WORKING DATA ::
= = = = = = =

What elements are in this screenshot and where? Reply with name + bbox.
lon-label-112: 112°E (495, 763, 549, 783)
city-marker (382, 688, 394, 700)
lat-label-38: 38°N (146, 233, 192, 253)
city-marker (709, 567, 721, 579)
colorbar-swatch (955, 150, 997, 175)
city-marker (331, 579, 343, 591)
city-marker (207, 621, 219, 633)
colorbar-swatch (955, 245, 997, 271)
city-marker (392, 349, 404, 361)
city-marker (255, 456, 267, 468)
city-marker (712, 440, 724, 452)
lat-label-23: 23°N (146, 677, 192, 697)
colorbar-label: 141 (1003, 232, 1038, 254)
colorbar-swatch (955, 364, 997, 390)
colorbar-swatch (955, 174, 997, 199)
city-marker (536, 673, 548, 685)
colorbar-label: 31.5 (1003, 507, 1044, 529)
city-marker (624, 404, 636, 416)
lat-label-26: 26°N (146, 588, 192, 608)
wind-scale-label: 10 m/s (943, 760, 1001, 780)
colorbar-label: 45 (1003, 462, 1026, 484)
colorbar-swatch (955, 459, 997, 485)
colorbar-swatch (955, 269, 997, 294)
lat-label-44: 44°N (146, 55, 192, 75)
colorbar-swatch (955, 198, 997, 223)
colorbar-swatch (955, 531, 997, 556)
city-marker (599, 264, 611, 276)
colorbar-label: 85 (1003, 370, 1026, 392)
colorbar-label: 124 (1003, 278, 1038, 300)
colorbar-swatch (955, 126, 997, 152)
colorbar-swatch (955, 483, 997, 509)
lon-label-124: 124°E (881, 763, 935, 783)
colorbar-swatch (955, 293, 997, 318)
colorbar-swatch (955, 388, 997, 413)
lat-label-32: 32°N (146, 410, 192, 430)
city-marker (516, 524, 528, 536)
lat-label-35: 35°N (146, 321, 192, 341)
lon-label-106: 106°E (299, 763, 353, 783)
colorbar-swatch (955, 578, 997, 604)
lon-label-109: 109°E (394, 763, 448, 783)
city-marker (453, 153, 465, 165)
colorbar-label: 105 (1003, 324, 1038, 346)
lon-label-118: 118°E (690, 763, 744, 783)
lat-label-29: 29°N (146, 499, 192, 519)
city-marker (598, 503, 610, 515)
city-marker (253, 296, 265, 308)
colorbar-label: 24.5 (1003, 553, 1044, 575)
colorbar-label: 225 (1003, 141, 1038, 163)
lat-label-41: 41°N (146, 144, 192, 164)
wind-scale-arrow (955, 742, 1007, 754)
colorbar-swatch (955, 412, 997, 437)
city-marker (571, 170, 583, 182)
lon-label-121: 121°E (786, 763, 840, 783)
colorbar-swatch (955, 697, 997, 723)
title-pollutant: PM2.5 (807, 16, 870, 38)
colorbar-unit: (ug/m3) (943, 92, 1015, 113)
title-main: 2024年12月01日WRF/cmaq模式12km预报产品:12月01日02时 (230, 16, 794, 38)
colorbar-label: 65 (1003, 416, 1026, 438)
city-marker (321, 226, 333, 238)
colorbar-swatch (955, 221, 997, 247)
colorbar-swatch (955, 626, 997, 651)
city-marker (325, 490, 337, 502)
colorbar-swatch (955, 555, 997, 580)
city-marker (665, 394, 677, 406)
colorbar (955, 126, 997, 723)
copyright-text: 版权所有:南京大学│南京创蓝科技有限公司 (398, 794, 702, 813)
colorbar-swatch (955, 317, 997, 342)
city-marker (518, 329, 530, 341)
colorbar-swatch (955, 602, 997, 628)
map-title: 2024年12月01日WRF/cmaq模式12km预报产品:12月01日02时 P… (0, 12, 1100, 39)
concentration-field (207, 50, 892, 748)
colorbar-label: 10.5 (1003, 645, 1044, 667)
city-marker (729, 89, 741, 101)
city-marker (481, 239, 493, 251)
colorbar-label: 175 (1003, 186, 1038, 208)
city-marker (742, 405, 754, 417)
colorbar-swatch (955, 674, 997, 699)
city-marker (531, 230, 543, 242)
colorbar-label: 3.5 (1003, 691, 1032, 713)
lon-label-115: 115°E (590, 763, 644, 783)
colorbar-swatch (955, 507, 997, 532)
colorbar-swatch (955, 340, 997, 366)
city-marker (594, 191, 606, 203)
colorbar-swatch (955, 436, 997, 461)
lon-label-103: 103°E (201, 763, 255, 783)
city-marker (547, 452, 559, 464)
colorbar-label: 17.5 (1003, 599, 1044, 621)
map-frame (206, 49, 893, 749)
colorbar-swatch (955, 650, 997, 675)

= = = = = = =

EXERCISE OBJECTIVE ::
Set down every line of the records above once more, keeping each character, number and punctuation mark unchanged and preserving the original order.

EXERCISE SOLUTION ::
What elements are in this screenshot and where? Reply with name + bbox.
lon-label-112: 112°E (495, 763, 549, 783)
city-marker (382, 688, 394, 700)
lat-label-38: 38°N (146, 233, 192, 253)
city-marker (709, 567, 721, 579)
colorbar-swatch (955, 150, 997, 175)
city-marker (331, 579, 343, 591)
city-marker (207, 621, 219, 633)
colorbar-swatch (955, 245, 997, 271)
city-marker (392, 349, 404, 361)
city-marker (255, 456, 267, 468)
city-marker (712, 440, 724, 452)
lat-label-23: 23°N (146, 677, 192, 697)
colorbar-label: 141 (1003, 232, 1038, 254)
colorbar-swatch (955, 364, 997, 390)
colorbar-swatch (955, 174, 997, 199)
city-marker (536, 673, 548, 685)
colorbar-label: 31.5 (1003, 507, 1044, 529)
city-marker (624, 404, 636, 416)
lat-label-26: 26°N (146, 588, 192, 608)
wind-scale-label: 10 m/s (943, 760, 1001, 780)
colorbar-label: 45 (1003, 462, 1026, 484)
colorbar-swatch (955, 459, 997, 485)
colorbar-swatch (955, 269, 997, 294)
lat-label-44: 44°N (146, 55, 192, 75)
colorbar-swatch (955, 198, 997, 223)
colorbar-swatch (955, 531, 997, 556)
city-marker (599, 264, 611, 276)
colorbar-label: 85 (1003, 370, 1026, 392)
colorbar-label: 124 (1003, 278, 1038, 300)
colorbar-swatch (955, 126, 997, 152)
colorbar-swatch (955, 483, 997, 509)
lon-label-124: 124°E (881, 763, 935, 783)
colorbar-swatch (955, 293, 997, 318)
colorbar-swatch (955, 388, 997, 413)
lat-label-32: 32°N (146, 410, 192, 430)
city-marker (516, 524, 528, 536)
lat-label-35: 35°N (146, 321, 192, 341)
lon-label-106: 106°E (299, 763, 353, 783)
colorbar-swatch (955, 578, 997, 604)
lon-label-109: 109°E (394, 763, 448, 783)
city-marker (453, 153, 465, 165)
colorbar-label: 105 (1003, 324, 1038, 346)
lon-label-118: 118°E (690, 763, 744, 783)
lat-label-29: 29°N (146, 499, 192, 519)
city-marker (598, 503, 610, 515)
city-marker (253, 296, 265, 308)
colorbar-label: 24.5 (1003, 553, 1044, 575)
colorbar-label: 225 (1003, 141, 1038, 163)
lat-label-41: 41°N (146, 144, 192, 164)
wind-scale-arrow (955, 742, 1007, 754)
colorbar-swatch (955, 412, 997, 437)
city-marker (571, 170, 583, 182)
lon-label-121: 121°E (786, 763, 840, 783)
colorbar-swatch (955, 697, 997, 723)
title-pollutant: PM2.5 (807, 16, 870, 38)
colorbar-unit: (ug/m3) (943, 92, 1015, 113)
title-main: 2024年12月01日WRF/cmaq模式12km预报产品:12月01日02时 (230, 16, 794, 38)
colorbar-label: 65 (1003, 416, 1026, 438)
city-marker (321, 226, 333, 238)
colorbar-swatch (955, 221, 997, 247)
colorbar-swatch (955, 626, 997, 651)
city-marker (325, 490, 337, 502)
colorbar-swatch (955, 555, 997, 580)
city-marker (665, 394, 677, 406)
colorbar (955, 126, 997, 723)
copyright-text: 版权所有:南京大学│南京创蓝科技有限公司 (398, 794, 702, 813)
colorbar-swatch (955, 317, 997, 342)
city-marker (518, 329, 530, 341)
colorbar-swatch (955, 602, 997, 628)
map-title: 2024年12月01日WRF/cmaq模式12km预报产品:12月01日02时 P… (0, 12, 1100, 39)
concentration-field (207, 50, 892, 748)
colorbar-label: 10.5 (1003, 645, 1044, 667)
city-marker (729, 89, 741, 101)
city-marker (481, 239, 493, 251)
colorbar-label: 175 (1003, 186, 1038, 208)
city-marker (742, 405, 754, 417)
colorbar-swatch (955, 674, 997, 699)
city-marker (531, 230, 543, 242)
colorbar-label: 3.5 (1003, 691, 1032, 713)
lon-label-115: 115°E (590, 763, 644, 783)
colorbar-swatch (955, 507, 997, 532)
colorbar-swatch (955, 340, 997, 366)
city-marker (594, 191, 606, 203)
colorbar-swatch (955, 436, 997, 461)
lon-label-103: 103°E (201, 763, 255, 783)
city-marker (547, 452, 559, 464)
colorbar-label: 17.5 (1003, 599, 1044, 621)
map-frame (206, 49, 893, 749)
colorbar-swatch (955, 650, 997, 675)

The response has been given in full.